- **Aim**: Are you able to retype all the records below exactly?

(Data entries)
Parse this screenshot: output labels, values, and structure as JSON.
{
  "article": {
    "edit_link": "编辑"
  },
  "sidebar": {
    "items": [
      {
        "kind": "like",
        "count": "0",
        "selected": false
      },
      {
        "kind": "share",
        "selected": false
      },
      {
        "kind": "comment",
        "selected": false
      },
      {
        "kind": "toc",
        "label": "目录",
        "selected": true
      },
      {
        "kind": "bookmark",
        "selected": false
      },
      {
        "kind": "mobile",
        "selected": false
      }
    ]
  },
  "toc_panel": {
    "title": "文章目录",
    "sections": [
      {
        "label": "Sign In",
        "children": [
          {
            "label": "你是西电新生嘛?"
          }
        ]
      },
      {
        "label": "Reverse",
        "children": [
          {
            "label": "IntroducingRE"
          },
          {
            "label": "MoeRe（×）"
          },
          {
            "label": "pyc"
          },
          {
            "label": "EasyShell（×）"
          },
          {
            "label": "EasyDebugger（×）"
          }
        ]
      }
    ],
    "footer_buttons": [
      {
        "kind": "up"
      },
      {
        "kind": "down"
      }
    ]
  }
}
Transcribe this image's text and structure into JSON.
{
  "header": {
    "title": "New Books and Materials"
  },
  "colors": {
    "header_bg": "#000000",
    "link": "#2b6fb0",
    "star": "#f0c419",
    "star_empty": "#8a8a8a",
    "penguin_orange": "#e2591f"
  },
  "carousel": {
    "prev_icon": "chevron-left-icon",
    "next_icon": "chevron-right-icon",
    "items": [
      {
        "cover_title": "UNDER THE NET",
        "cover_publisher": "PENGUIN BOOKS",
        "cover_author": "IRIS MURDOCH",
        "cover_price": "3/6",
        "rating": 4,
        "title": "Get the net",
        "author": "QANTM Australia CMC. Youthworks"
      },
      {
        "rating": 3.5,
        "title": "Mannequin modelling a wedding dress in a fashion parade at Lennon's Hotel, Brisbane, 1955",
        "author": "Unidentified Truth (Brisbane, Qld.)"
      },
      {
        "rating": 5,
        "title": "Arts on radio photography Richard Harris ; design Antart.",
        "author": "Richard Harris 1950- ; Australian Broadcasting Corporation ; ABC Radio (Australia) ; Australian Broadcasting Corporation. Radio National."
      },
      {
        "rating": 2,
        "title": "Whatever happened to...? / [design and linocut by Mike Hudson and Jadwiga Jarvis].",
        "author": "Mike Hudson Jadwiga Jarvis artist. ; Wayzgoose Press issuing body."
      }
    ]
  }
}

- **Problem solution**:
Parse this screenshot: output labels, values, and structure as JSON.
{
  "article": {
    "edit_link": "编辑"
  },
  "sidebar": {
    "items": [
      {
        "kind": "like",
        "count": "0",
        "selected": false
      },
      {
        "kind": "share",
        "selected": false
      },
      {
        "kind": "comment",
        "selected": false
      },
      {
        "kind": "toc",
        "label": "目录",
        "selected": true
      },
      {
        "kind": "bookmark",
        "selected": false
      },
      {
        "kind": "mobile",
        "selected": false
      }
    ]
  },
  "toc_panel": {
    "title": "文章目录",
    "sections": [
      {
        "label": "Sign In",
        "children": [
          {
            "label": "你是西电新生嘛?"
          }
        ]
      },
      {
        "label": "Reverse",
        "children": [
          {
            "label": "IntroducingRE"
          },
          {
            "label": "MoeRe（×）"
          },
          {
            "label": "pyc"
          },
          {
            "label": "EasyShell（×）"
          },
          {
            "label": "EasyDebugger（×）"
          }
        ]
      }
    ],
    "footer_buttons": [
      {
        "kind": "up"
      },
      {
        "kind": "down"
      }
    ]
  }
}
Transcribe this image's text and structure into JSON.
{
  "header": {
    "title": "New Books and Materials"
  },
  "colors": {
    "header_bg": "#000000",
    "link": "#2b6fb0",
    "star": "#f0c419",
    "star_empty": "#8a8a8a",
    "penguin_orange": "#e2591f"
  },
  "carousel": {
    "prev_icon": "chevron-left-icon",
    "next_icon": "chevron-right-icon",
    "items": [
      {
        "cover_title": "UNDER THE NET",
        "cover_publisher": "PENGUIN BOOKS",
        "cover_author": "IRIS MURDOCH",
        "cover_price": "3/6",
        "rating": 4,
        "title": "Get the net",
        "author": "QANTM Australia CMC. Youthworks"
      },
      {
        "rating": 3.5,
        "title": "Mannequin modelling a wedding dress in a fashion parade at Lennon's Hotel, Brisbane, 1955",
        "author": "Unidentified Truth (Brisbane, Qld.)"
      },
      {
        "rating": 5,
        "title": "Arts on radio photography Richard Harris ; design Antart.",
        "author": "Richard Harris 1950- ; Australian Broadcasting Corporation ; ABC Radio (Australia) ; Australian Broadcasting Corporation. Radio National."
      },
      {
        "rating": 2,
        "title": "Whatever happened to...? / [design and linocut by Mike Hudson and Jadwiga Jarvis].",
        "author": "Mike Hudson Jadwiga Jarvis artist. ; Wayzgoose Press issuing body."
      }
    ]
  }
}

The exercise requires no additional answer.